• _Task directions_:
Count how many lines of the material contain the string "voivat", then give that number and nothing more.

• _Dataset records_:
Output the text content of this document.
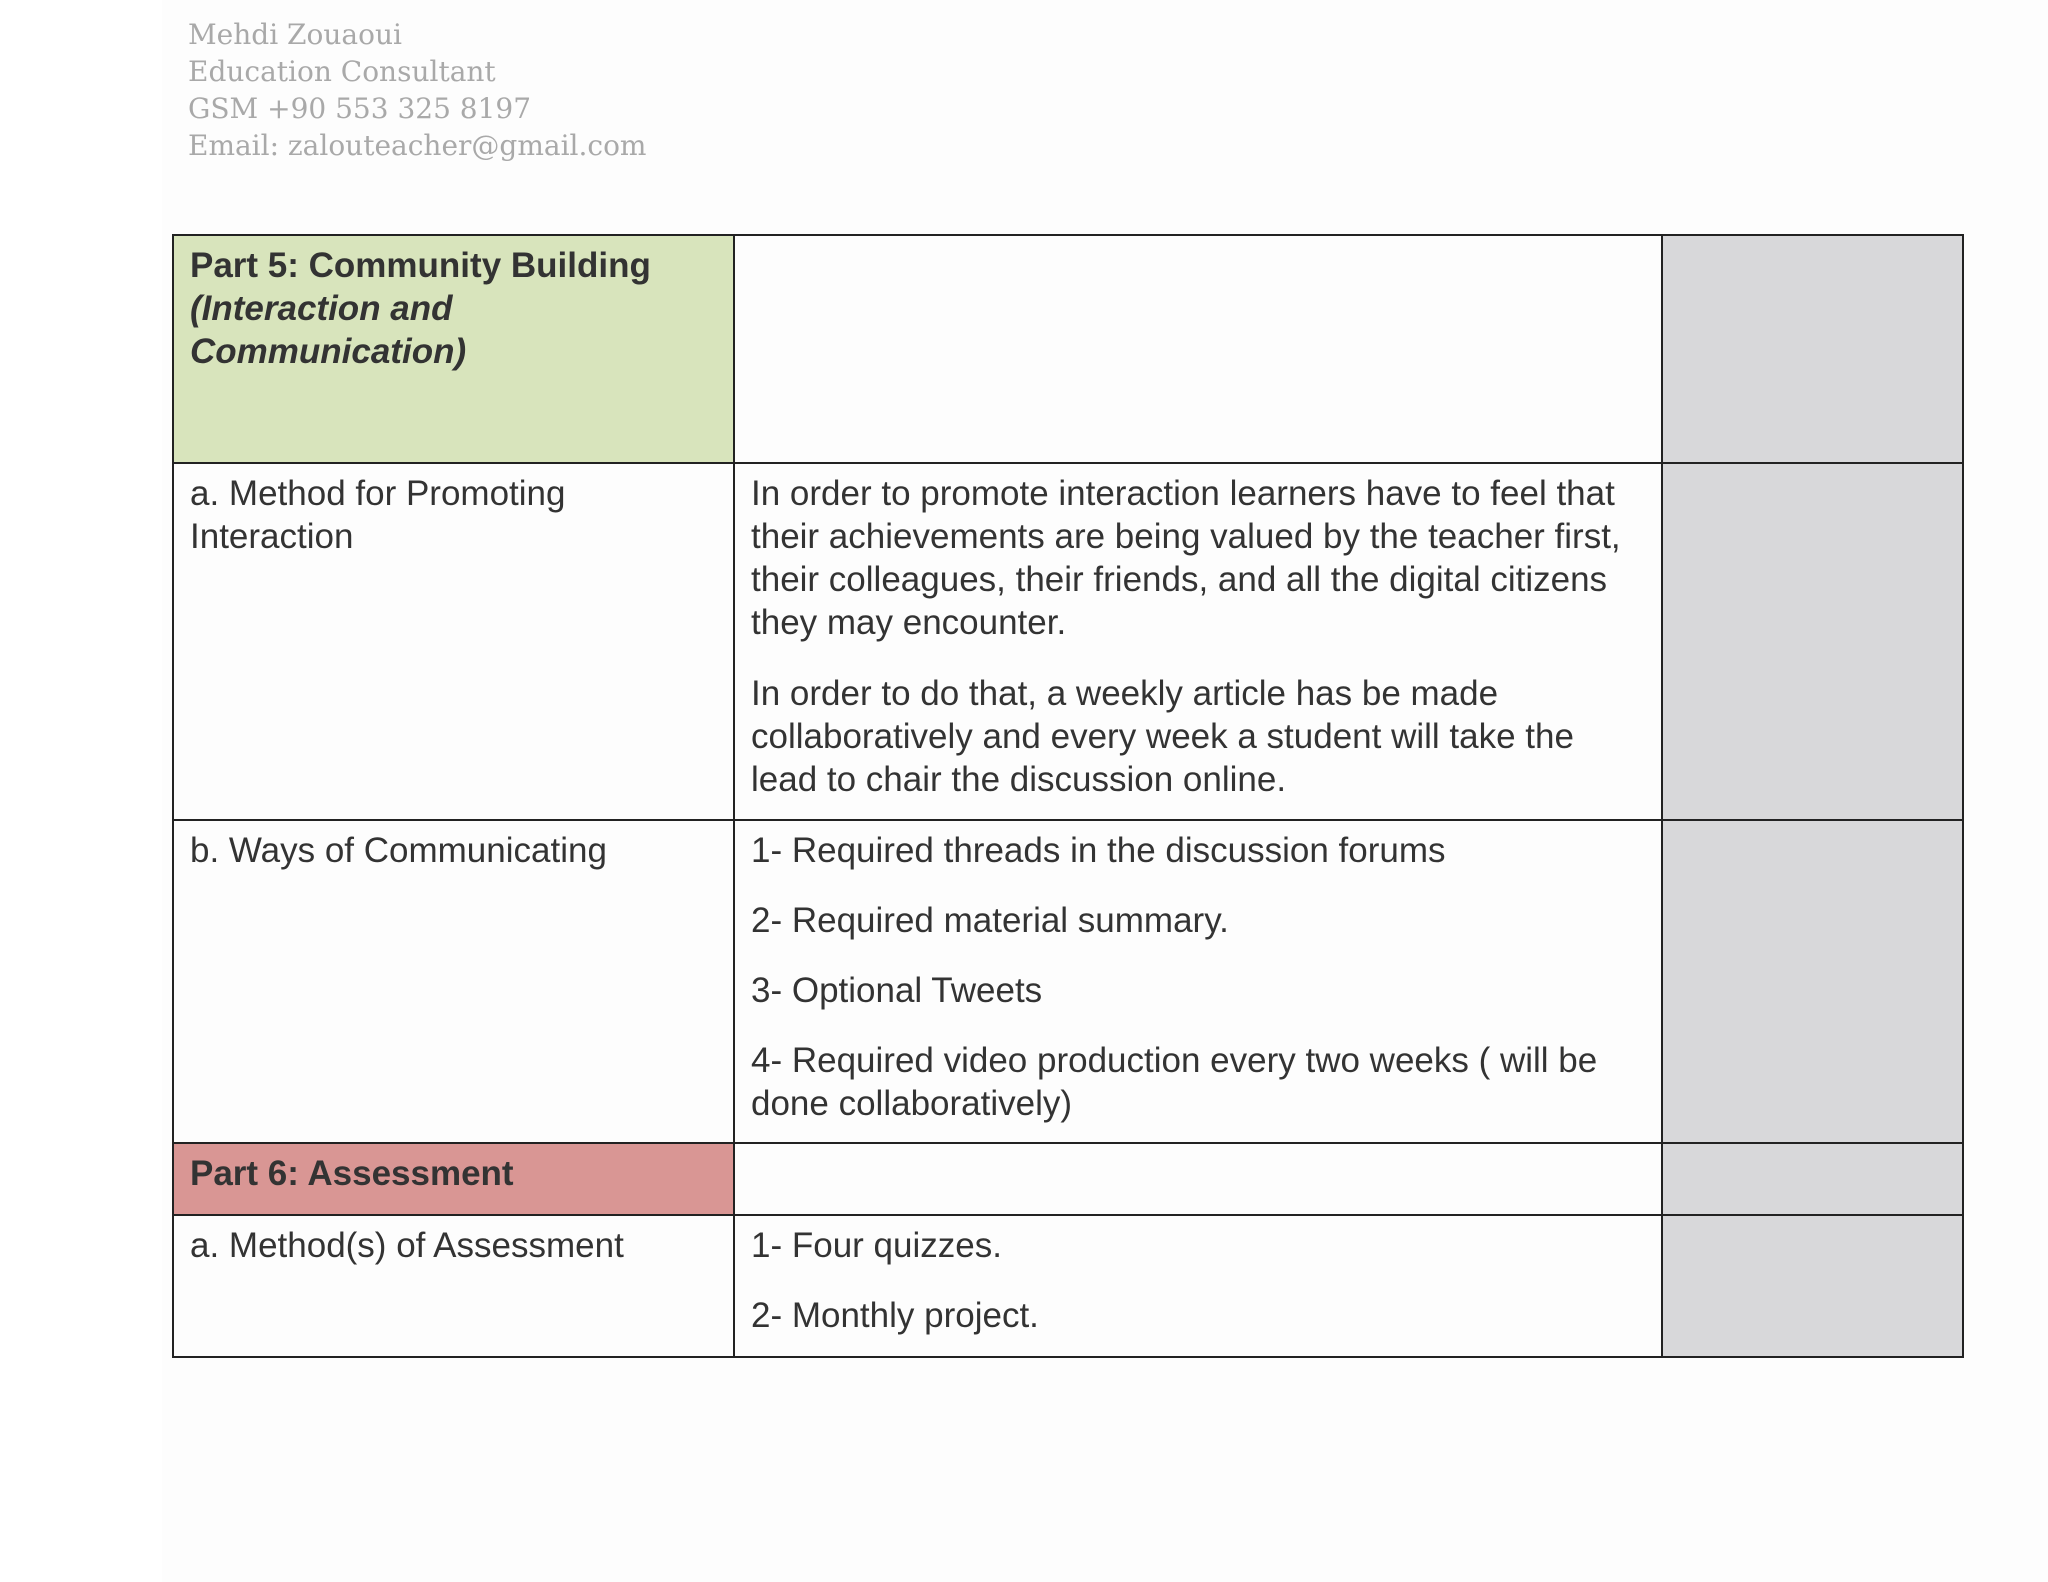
Mehdi Zouaoui
Education Consultant
GSM +90 553 325 8197
Email: zalouteacher@gmail.com
Part 5: Community Building
(Interaction and Communication)		

a. Method for Promoting Interaction	In order to promote interaction learners have to feel that their achievements are being valued by the teacher first, their colleagues, their friends, and all the digital citizens they may encounter.

In order to do that, a weekly article has be made collaboratively and every week a student will take the lead to chair the discussion online.	

b. Ways of Communicating	1- Required threads in the discussion forums

2- Required material summary.

3- Optional Tweets

4- Required video production every two weeks ( will be done collaboratively)	

Part 6: Assessment		

a. Method(s) of Assessment	1- Four quizzes.

2- Monthly project.	
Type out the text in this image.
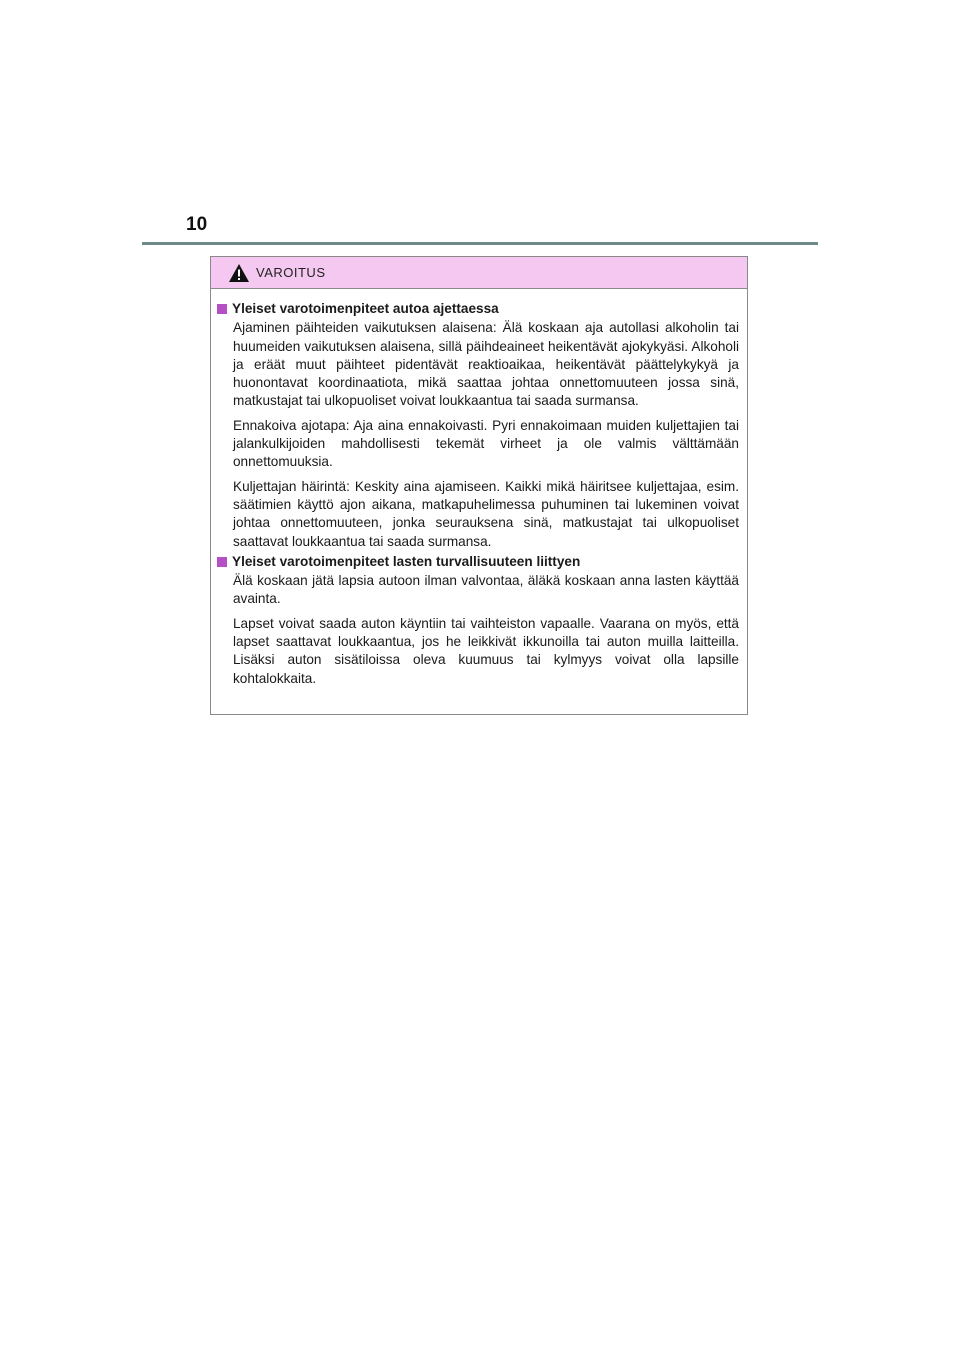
10
VAROITUS
Yleiset varotoimenpiteet autoa ajettaessa

Ajaminen päihteiden vaikutuksen alaisena: Älä koskaan aja autollasi alkoholin tai huumeiden vaikutuksen alaisena, sillä päihdeaineet heikentävät ajokykyäsi. Alkoholi ja eräät muut päihteet pidentävät reaktioaikaa, heikentävät päättelykykyä ja huonontavat koordinaatiota, mikä saattaa johtaa onnettomuuteen jossa sinä, matkustajat tai ulkopuoliset voivat loukkaantua tai saada surmansa.

Ennakoiva ajotapa: Aja aina ennakoivasti. Pyri ennakoimaan muiden kuljettajien tai jalankulkijoiden mahdollisesti tekemät virheet ja ole valmis välttämään onnettomuuksia.

Kuljettajan häirintä: Keskity aina ajamiseen. Kaikki mikä häiritsee kuljettajaa, esim. säätimien käyttö ajon aikana, matkapuhelimessa puhuminen tai lukeminen voivat johtaa onnettomuuteen, jonka seurauksena sinä, matkustajat tai ulkopuoliset saattavat loukkaantua tai saada surmansa.

Yleiset varotoimenpiteet lasten turvallisuuteen liittyen

Älä koskaan jätä lapsia autoon ilman valvontaa, äläkä koskaan anna lasten käyttää avainta.

Lapset voivat saada auton käyntiin tai vaihteiston vapaalle. Vaarana on myös, että lapset saattavat loukkaantua, jos he leikkivät ikkunoilla tai auton muilla laitteilla. Lisäksi auton sisätiloissa oleva kuumuus tai kylmyys voivat olla lapsille kohtalokkaita.
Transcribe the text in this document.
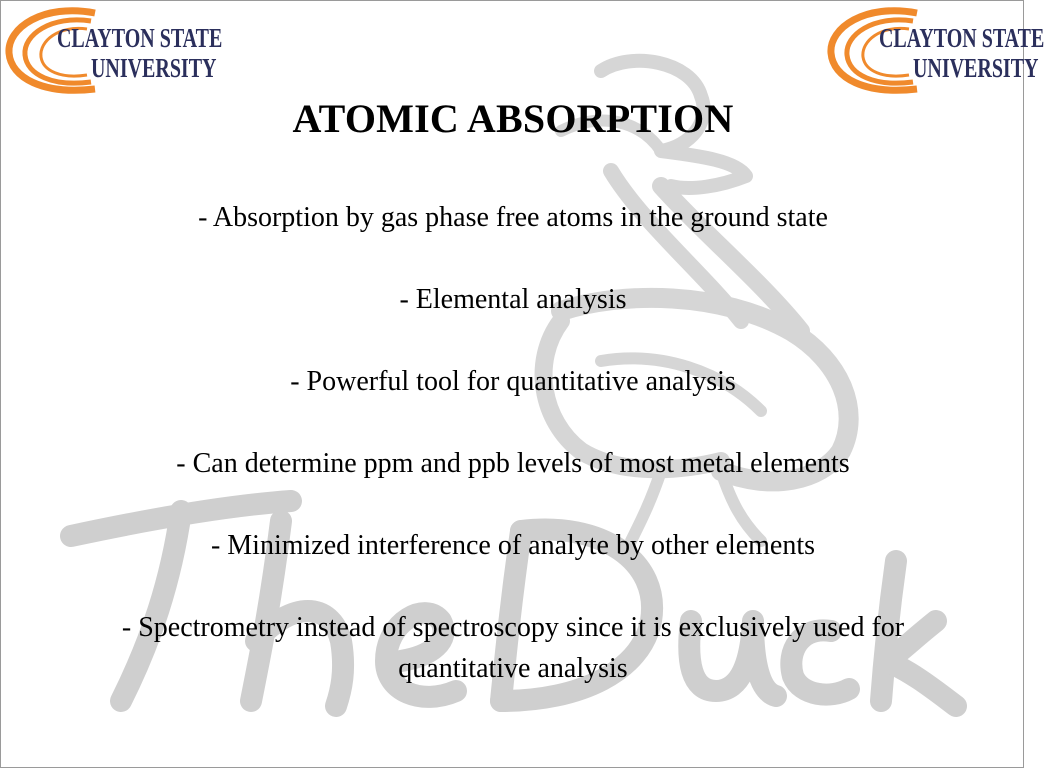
CLAYTON STATE
UNIVERSITY
CLAYTON STATE
UNIVERSITY
ATOMIC ABSORPTION
- Absorption by gas phase free atoms in the ground state
- Elemental analysis
- Powerful tool for quantitative analysis
- Can determine ppm and ppb levels of most metal elements
- Minimized interference of analyte by other elements
- Spectrometry instead of spectroscopy since it is exclusively used for quantitative analysis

• _The answer_:
3